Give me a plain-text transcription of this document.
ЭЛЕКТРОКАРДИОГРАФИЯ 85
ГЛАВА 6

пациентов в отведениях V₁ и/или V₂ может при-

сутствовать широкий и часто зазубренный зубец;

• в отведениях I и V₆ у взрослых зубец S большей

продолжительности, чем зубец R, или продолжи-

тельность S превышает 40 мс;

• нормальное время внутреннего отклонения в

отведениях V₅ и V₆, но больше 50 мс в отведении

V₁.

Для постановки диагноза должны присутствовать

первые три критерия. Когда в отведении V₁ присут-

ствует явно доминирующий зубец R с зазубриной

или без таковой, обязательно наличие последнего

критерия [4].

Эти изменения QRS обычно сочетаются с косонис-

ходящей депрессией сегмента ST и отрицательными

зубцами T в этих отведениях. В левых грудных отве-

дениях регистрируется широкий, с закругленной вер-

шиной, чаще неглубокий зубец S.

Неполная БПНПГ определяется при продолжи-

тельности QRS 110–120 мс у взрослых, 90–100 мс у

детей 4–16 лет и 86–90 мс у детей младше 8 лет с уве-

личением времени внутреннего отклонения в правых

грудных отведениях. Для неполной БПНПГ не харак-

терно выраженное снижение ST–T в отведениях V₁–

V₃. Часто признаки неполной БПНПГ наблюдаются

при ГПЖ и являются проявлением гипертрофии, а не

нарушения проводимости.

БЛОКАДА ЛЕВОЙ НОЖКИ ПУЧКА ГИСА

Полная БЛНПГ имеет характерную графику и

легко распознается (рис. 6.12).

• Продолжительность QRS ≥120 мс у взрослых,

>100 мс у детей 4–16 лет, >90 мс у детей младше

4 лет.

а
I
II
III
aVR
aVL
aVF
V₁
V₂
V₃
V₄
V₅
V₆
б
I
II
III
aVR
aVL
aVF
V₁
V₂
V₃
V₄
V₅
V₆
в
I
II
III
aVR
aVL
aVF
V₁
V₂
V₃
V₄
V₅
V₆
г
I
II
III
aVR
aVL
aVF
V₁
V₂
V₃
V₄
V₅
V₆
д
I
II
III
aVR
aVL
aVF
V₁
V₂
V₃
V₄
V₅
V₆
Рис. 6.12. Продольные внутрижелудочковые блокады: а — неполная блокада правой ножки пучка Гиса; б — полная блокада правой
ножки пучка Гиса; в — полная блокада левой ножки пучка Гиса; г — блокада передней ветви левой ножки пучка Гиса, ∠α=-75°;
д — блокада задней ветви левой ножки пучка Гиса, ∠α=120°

+++

_EXERCISE BRIEF_:
Copy each line that holds the word "внутреннего".

_CORRECT RESPONSE_:
• нормальное время внутреннего отклонения в
личением времени внутреннего отклонения в правых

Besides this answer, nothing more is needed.